# DIRECTIONS
In the entries, find all lines that hold the word "icon" and copy them.

# DATASET RECORDS
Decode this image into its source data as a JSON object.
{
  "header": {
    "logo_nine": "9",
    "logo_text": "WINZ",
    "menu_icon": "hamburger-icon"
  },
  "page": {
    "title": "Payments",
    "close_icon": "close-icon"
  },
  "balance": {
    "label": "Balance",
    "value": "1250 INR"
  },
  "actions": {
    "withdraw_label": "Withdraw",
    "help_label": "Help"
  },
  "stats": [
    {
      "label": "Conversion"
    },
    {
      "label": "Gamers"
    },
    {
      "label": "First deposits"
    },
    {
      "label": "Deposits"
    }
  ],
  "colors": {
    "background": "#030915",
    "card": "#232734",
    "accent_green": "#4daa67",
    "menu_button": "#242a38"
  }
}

# EXERCISE SOLUTION
    "menu_icon": "hamburger-icon"
    "close_icon": "close-icon"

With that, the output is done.